## What to work on
#1 Please copy the part of the beekeeping forum thread that opens with the words containing "If you friends" and closes with "dead local bees.".
#2 In the records, from their first line through the line containing "trash-icon: 🗑 — [173, 469, 188, 483]", swap every "select-circle-icon" for "selection-marker" and leave everything else unchanged. Return only those lines.

## Document segment
___

If you friends swarms are only 20 miles apart, i would think they would be pretty close simular to your bees. unless you have some big mountains or water between you i bet there is some breeding between your location and his. just remeber living bees are better than dead local bees.


----------



## Dakota

well... Look who I found today?








So much for that theory. At this point, I'm depserate.... Now I just need to find some bees w/o a queen and maybe they'll work together? I dunno. I feel terrible that this swarm might just die out. I'm down to probably only 1 or 2 thousand bees... maybe less.... :-(

And, yes, I totally concede my local bee philosophy, but in my head it makes some sort of ecological sense. Not really anymore though...


----------



## jwcarlson

Dakota said:


> well... Look who I found today?
> View attachment 10580
> 
> 
> So much for that theory. At this point, I'm depserate.... Now I just need to find some bees w/o a queen and maybe they'll work together? I dunno. I feel terrible that this swarm might just die out. I'm down to probably only 1 or 2 thousand bees... maybe less.... :-(
> 
> And, yes, I totally concede my local bee philosophy, but in my head it makes some sort of ecological sense. Not really anymore though...

___

## Information provided
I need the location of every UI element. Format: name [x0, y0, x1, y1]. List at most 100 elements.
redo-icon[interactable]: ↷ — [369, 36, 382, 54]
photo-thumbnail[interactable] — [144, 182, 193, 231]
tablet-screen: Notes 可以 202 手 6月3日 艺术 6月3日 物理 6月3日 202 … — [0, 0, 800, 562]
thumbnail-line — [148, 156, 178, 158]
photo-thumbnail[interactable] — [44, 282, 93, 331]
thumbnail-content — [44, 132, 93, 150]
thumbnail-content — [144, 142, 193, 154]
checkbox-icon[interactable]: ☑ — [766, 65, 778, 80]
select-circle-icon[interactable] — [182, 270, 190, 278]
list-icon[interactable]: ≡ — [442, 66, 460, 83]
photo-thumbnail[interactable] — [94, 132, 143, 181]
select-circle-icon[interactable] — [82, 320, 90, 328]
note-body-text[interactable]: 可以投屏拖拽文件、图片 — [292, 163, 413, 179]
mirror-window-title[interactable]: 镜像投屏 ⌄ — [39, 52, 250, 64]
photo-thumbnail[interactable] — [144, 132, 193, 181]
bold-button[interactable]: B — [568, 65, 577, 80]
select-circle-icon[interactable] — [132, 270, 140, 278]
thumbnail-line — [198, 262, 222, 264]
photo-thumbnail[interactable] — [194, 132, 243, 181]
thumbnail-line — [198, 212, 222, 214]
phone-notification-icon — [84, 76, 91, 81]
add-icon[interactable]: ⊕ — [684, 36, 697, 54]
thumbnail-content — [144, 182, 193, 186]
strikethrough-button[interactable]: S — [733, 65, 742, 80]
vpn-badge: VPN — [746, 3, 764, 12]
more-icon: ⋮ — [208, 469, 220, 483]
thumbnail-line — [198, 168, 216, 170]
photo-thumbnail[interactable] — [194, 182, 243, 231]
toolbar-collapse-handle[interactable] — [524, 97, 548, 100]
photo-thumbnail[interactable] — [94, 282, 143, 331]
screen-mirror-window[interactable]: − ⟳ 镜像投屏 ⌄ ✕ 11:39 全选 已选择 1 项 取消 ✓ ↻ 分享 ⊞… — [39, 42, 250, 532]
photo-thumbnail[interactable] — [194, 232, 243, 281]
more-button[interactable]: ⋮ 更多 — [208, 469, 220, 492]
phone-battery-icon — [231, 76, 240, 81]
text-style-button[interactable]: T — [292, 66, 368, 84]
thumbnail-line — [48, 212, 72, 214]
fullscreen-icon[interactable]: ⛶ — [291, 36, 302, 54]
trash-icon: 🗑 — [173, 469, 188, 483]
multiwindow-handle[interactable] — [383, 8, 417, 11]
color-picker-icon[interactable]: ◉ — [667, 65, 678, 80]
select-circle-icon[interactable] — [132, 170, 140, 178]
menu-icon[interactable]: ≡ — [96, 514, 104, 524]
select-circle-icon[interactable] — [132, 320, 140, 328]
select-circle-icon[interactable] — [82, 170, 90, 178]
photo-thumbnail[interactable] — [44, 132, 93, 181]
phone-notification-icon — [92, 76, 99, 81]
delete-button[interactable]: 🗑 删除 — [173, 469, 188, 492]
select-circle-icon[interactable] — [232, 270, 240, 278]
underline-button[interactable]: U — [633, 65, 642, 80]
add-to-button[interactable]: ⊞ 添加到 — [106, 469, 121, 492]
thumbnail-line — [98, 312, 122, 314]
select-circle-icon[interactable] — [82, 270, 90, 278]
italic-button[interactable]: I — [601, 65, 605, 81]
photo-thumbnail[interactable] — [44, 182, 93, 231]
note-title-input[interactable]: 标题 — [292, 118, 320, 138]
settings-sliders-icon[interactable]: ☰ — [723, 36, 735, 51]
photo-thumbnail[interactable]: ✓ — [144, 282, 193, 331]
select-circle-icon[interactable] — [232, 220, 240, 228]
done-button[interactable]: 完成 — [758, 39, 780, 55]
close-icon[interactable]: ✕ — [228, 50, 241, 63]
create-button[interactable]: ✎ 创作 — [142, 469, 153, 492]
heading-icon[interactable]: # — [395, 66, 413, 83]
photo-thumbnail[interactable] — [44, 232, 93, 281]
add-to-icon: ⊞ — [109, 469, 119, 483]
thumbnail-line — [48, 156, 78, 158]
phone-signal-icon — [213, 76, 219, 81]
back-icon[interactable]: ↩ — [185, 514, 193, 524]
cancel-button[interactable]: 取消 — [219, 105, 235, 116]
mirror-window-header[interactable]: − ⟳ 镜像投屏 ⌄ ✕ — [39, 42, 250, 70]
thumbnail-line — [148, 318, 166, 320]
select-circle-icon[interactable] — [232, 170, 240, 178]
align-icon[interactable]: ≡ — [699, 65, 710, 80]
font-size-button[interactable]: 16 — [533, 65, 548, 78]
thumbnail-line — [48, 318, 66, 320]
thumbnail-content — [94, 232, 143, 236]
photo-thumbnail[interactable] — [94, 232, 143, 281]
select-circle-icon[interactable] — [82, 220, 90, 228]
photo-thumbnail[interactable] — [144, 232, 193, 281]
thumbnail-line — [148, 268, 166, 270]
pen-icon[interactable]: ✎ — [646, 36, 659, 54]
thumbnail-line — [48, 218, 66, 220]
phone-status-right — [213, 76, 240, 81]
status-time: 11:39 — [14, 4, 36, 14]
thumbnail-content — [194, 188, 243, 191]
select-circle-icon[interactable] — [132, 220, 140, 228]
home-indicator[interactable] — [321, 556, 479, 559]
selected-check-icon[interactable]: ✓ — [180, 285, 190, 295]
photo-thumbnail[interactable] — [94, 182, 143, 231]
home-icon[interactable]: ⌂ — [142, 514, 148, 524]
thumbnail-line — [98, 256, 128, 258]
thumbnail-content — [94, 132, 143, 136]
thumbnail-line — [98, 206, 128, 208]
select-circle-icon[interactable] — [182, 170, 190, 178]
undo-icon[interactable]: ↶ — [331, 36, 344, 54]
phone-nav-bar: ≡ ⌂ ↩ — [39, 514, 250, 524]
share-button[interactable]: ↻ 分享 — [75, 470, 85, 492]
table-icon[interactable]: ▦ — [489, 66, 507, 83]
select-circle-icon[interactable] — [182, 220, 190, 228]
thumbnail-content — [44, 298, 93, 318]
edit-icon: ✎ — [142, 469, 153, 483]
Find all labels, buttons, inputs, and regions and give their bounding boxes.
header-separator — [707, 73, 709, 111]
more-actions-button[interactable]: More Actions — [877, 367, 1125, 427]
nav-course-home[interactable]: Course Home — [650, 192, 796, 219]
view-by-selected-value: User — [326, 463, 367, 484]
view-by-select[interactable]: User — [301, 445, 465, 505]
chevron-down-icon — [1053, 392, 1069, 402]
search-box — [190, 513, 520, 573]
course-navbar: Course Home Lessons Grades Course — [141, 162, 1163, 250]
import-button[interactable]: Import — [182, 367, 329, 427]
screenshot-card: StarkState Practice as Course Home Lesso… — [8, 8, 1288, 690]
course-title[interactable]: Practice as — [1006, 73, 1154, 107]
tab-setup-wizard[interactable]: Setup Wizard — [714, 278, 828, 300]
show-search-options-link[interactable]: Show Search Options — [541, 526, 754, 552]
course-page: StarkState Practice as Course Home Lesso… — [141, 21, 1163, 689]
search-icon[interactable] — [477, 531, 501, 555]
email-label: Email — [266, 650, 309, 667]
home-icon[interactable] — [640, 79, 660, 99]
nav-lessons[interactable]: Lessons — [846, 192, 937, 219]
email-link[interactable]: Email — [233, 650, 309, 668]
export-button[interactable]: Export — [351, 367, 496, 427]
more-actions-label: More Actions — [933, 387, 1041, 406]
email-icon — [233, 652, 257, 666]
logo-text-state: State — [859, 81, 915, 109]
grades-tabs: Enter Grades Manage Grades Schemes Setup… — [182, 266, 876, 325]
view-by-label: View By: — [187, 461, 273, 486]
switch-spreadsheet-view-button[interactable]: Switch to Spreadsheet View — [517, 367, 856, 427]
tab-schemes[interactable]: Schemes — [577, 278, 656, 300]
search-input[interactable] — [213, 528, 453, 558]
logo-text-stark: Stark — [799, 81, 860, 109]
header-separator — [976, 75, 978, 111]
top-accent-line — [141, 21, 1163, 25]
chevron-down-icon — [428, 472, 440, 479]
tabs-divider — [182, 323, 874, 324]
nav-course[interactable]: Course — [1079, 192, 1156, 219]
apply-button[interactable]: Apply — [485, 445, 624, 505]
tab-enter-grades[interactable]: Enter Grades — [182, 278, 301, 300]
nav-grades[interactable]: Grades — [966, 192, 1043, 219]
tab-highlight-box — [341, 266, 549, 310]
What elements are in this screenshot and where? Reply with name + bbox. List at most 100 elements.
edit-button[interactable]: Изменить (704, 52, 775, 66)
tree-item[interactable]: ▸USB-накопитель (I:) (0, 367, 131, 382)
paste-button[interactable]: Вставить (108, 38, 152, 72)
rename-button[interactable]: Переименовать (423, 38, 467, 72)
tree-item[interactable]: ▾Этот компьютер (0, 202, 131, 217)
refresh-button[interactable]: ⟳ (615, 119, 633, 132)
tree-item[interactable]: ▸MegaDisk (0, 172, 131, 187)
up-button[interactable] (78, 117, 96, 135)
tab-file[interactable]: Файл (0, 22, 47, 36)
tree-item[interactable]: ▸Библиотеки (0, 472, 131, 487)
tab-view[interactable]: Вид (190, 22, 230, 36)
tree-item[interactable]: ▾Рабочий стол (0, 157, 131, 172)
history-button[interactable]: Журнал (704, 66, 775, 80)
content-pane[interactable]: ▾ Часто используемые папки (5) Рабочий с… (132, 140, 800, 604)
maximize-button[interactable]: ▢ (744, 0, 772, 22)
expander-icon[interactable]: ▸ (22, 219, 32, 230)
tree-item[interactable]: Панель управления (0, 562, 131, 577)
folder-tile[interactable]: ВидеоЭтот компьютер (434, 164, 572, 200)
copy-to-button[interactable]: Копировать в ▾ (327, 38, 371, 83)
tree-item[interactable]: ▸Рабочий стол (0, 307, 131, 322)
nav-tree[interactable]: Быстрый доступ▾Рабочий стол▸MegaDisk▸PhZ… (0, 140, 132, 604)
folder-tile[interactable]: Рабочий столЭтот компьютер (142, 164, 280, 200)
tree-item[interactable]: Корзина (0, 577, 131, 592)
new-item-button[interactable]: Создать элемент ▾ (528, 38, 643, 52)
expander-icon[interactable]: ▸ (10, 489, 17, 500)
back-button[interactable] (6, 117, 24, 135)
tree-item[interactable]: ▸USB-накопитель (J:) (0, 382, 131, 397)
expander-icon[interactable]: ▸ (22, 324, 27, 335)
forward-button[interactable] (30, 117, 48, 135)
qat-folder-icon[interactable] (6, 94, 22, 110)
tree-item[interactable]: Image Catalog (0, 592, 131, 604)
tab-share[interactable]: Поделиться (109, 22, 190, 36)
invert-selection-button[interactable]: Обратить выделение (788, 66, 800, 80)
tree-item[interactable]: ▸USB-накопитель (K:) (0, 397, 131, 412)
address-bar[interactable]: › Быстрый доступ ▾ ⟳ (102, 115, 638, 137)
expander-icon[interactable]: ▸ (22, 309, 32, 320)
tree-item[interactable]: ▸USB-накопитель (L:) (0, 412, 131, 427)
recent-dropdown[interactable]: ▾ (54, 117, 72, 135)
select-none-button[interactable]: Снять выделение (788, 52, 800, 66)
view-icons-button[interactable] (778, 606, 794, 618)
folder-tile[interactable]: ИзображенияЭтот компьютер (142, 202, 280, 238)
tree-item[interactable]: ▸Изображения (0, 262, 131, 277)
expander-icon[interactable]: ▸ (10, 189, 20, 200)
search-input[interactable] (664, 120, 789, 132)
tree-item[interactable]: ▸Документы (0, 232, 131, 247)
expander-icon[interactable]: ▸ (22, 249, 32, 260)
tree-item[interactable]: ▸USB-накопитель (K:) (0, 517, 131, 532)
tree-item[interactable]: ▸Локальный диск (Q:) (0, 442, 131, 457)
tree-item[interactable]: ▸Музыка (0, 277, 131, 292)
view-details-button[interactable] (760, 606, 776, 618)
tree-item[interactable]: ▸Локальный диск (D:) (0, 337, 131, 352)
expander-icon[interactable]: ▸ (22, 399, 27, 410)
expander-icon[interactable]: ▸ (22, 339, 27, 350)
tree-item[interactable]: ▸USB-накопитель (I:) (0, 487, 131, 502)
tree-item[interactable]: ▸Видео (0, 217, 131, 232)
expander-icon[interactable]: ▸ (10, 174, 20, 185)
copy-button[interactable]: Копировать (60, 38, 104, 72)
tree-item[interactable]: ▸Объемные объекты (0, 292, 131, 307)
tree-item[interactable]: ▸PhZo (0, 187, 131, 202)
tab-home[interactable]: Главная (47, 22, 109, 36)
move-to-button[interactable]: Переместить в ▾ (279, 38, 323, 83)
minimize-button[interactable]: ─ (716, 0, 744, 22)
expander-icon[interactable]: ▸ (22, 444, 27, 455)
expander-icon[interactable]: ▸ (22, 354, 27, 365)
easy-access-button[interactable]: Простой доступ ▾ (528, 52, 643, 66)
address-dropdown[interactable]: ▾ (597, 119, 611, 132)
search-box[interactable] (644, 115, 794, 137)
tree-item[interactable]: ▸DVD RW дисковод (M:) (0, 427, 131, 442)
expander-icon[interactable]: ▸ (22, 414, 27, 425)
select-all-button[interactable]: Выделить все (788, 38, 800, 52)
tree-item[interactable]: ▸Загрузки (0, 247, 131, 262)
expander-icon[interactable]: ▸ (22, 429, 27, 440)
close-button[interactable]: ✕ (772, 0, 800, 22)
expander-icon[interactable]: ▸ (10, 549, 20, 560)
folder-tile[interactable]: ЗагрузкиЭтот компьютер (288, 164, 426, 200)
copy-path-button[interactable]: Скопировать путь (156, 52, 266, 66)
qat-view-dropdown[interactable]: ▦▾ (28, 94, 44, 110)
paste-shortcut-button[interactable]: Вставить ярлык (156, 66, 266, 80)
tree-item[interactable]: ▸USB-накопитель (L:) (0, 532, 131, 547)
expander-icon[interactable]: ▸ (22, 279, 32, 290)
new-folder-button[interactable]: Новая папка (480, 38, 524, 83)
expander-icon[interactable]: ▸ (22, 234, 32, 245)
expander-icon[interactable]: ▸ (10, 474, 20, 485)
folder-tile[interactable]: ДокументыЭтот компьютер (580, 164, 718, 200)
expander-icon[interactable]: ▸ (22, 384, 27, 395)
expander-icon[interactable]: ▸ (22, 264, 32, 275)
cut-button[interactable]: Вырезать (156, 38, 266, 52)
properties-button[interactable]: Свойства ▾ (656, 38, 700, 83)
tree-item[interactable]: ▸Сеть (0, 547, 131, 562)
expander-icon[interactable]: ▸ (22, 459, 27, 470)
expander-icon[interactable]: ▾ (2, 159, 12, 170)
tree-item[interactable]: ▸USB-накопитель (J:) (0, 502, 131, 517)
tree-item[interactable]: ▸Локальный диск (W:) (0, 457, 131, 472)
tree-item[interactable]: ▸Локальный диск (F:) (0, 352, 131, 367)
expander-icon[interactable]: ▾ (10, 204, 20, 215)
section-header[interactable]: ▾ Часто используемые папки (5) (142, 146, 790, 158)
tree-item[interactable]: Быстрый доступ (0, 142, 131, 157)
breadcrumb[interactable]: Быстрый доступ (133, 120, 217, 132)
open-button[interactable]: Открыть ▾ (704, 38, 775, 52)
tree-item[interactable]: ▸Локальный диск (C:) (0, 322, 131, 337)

___

## Responses for each task
#1
If you friends swarms are only 20 miles apart, i would think they would be pretty close simular to your bees. unless you have some big mountains or water between you i bet there is some breeding between your location and his. just remeber living bees are better than dead local bees.

#2
I need the location of every UI element. Format: name [x0, y0, x1, y1]. List at most 100 elements.
redo-icon[interactable]: ↷ — [369, 36, 382, 54]
photo-thumbnail[interactable] — [144, 182, 193, 231]
tablet-screen: Notes 可以 202 手 6月3日 艺术 6月3日 物理 6月3日 202 … — [0, 0, 800, 562]
thumbnail-line — [148, 156, 178, 158]
photo-thumbnail[interactable] — [44, 282, 93, 331]
thumbnail-content — [44, 132, 93, 150]
thumbnail-content — [144, 142, 193, 154]
checkbox-icon[interactable]: ☑ — [766, 65, 778, 80]
selection-marker[interactable] — [182, 270, 190, 278]
list-icon[interactable]: ≡ — [442, 66, 460, 83]
photo-thumbnail[interactable] — [94, 132, 143, 181]
selection-marker[interactable] — [82, 320, 90, 328]
note-body-text[interactable]: 可以投屏拖拽文件、图片 — [292, 163, 413, 179]
mirror-window-title[interactable]: 镜像投屏 ⌄ — [39, 52, 250, 64]
photo-thumbnail[interactable] — [144, 132, 193, 181]
bold-button[interactable]: B — [568, 65, 577, 80]
selection-marker[interactable] — [132, 270, 140, 278]
thumbnail-line — [198, 262, 222, 264]
photo-thumbnail[interactable] — [194, 132, 243, 181]
thumbnail-line — [198, 212, 222, 214]
phone-notification-icon — [84, 76, 91, 81]
add-icon[interactable]: ⊕ — [684, 36, 697, 54]
thumbnail-content — [144, 182, 193, 186]
strikethrough-button[interactable]: S — [733, 65, 742, 80]
vpn-badge: VPN — [746, 3, 764, 12]
more-icon: ⋮ — [208, 469, 220, 483]
thumbnail-line — [198, 168, 216, 170]
photo-thumbnail[interactable] — [194, 182, 243, 231]
toolbar-collapse-handle[interactable] — [524, 97, 548, 100]
photo-thumbnail[interactable] — [94, 282, 143, 331]
screen-mirror-window[interactable]: − ⟳ 镜像投屏 ⌄ ✕ 11:39 全选 已选择 1 项 取消 ✓ ↻ 分享 ⊞… — [39, 42, 250, 532]
photo-thumbnail[interactable] — [194, 232, 243, 281]
more-button[interactable]: ⋮ 更多 — [208, 469, 220, 492]
phone-battery-icon — [231, 76, 240, 81]
text-style-button[interactable]: T — [292, 66, 368, 84]
thumbnail-line — [48, 212, 72, 214]
fullscreen-icon[interactable]: ⛶ — [291, 36, 302, 54]
trash-icon: 🗑 — [173, 469, 188, 483]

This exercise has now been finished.